Information given start
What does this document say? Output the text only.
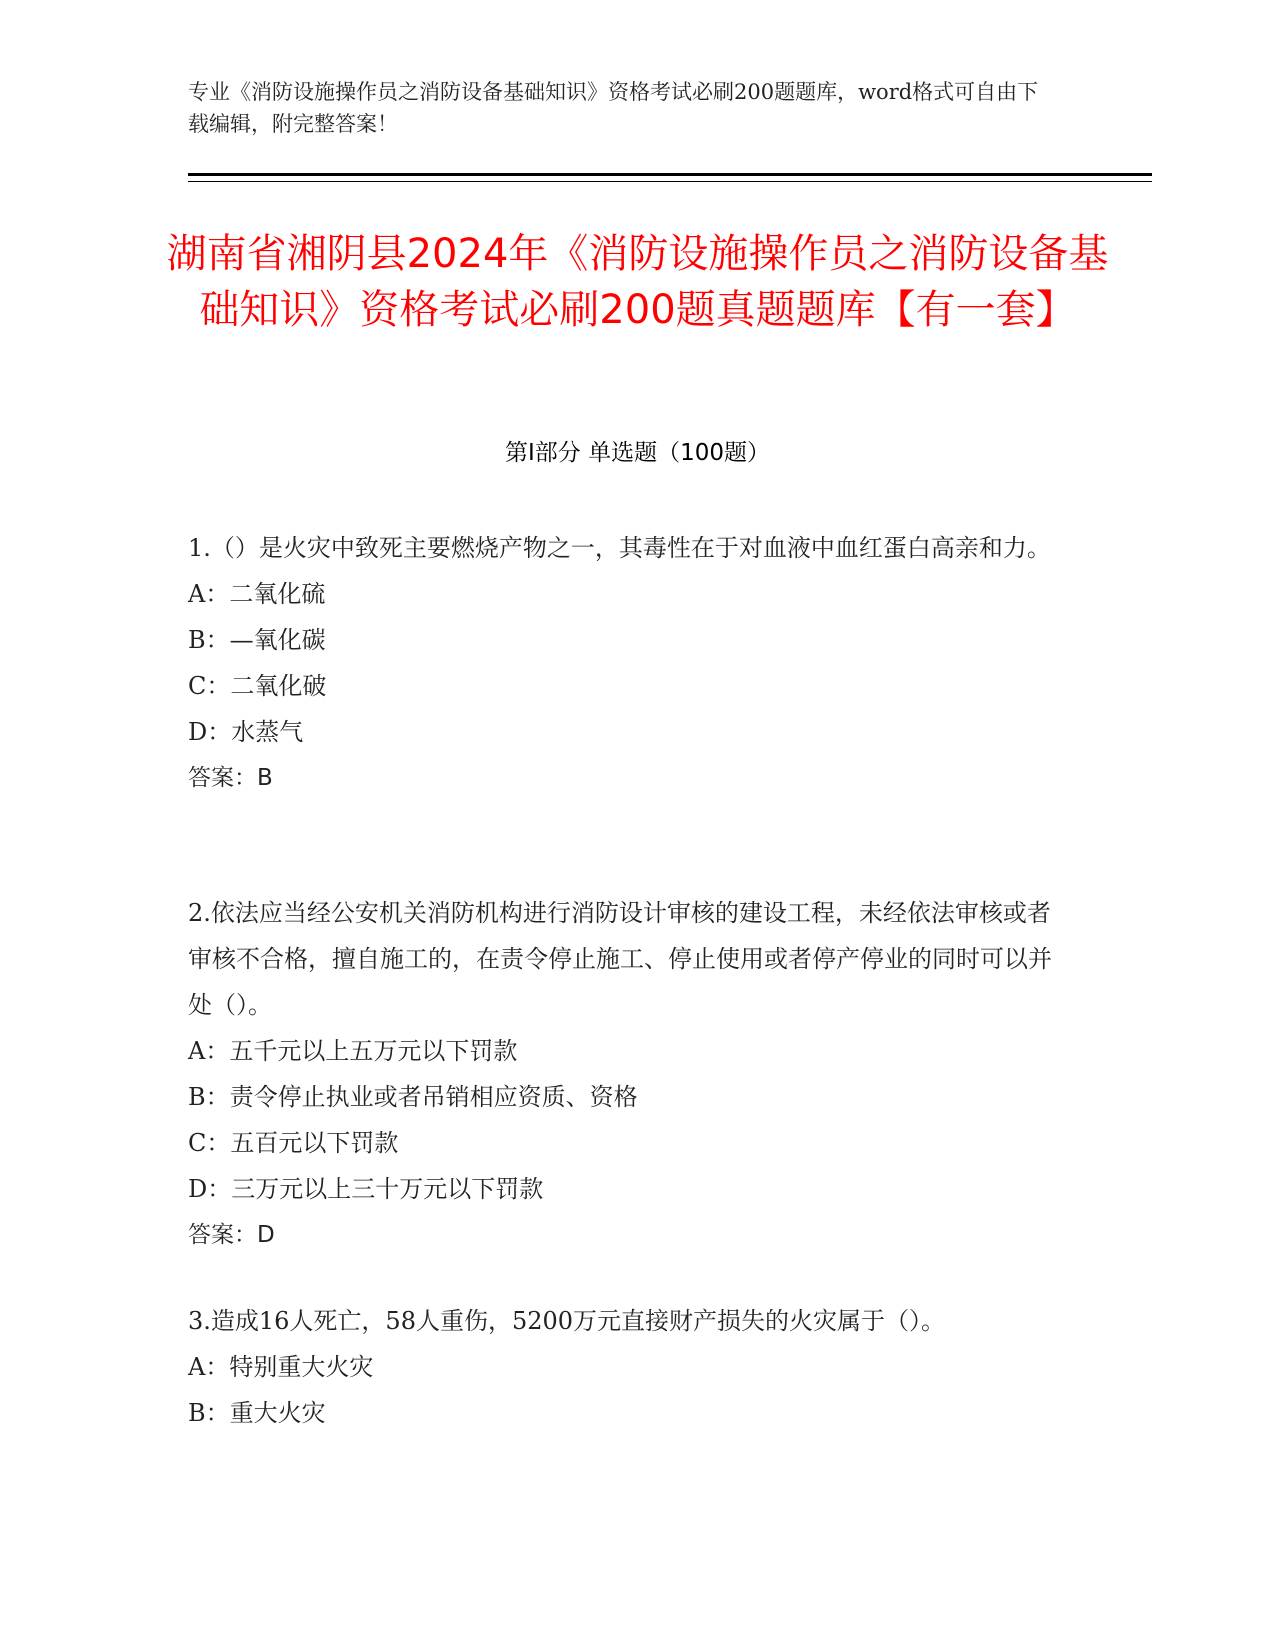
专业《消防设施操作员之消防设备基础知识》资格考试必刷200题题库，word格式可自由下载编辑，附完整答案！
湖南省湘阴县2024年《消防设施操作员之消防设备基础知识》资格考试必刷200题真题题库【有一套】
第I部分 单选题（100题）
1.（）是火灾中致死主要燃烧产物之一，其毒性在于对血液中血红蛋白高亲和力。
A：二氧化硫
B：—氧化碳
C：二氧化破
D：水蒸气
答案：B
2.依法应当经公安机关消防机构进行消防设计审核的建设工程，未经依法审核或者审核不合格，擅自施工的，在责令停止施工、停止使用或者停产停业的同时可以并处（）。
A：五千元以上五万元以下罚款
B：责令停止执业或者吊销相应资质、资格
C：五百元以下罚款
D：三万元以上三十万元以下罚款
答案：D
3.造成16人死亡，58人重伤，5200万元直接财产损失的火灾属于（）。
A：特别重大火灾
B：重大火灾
Information given end
Information given start
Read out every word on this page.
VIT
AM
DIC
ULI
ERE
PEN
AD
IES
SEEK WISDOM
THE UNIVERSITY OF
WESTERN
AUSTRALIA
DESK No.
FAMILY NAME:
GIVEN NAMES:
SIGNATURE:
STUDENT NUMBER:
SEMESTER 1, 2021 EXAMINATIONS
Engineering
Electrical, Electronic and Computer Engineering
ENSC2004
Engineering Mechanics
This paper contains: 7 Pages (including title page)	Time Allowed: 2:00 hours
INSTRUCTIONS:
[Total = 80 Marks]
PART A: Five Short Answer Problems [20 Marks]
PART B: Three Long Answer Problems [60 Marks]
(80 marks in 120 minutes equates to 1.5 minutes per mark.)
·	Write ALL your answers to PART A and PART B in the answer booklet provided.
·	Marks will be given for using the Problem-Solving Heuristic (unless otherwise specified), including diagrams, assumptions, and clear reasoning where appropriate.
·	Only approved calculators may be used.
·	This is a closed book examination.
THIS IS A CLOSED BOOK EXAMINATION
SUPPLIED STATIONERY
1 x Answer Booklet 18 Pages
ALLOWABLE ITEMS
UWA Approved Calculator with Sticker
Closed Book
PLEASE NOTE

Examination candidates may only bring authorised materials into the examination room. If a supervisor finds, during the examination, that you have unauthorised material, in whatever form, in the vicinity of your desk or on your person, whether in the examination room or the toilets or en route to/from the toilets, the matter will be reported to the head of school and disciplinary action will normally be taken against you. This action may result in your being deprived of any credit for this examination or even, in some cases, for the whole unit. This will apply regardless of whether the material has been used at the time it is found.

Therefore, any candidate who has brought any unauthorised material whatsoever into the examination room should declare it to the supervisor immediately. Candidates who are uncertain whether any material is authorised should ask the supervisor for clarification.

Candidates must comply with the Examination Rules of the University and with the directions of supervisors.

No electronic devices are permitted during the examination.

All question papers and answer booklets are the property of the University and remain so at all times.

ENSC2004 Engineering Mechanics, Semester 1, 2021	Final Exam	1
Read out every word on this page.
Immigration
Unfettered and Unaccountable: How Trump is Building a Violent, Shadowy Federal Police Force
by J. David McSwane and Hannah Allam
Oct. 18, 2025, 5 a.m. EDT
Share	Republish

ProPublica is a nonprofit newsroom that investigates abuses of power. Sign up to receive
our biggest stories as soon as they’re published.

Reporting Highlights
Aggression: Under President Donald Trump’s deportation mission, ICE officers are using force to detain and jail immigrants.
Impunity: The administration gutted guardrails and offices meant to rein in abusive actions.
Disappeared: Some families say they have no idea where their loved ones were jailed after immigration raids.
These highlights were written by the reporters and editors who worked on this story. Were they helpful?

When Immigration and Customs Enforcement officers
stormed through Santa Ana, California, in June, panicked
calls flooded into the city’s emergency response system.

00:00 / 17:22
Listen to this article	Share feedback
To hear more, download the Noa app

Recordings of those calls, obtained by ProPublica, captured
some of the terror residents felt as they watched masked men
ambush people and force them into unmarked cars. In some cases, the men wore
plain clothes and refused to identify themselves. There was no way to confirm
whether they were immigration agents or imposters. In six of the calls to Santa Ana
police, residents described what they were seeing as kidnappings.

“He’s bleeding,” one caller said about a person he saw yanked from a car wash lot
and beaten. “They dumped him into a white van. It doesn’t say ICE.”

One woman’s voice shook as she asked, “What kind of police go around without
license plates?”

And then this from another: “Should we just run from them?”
Information given end
→ Exercise instructions
From the listing, copy every line where the string "Mechanics" appears.

→ Result for this exercise
Engineering Mechanics
ENSC2004 Engineering Mechanics, Semester 1, 2021	Final Exam	1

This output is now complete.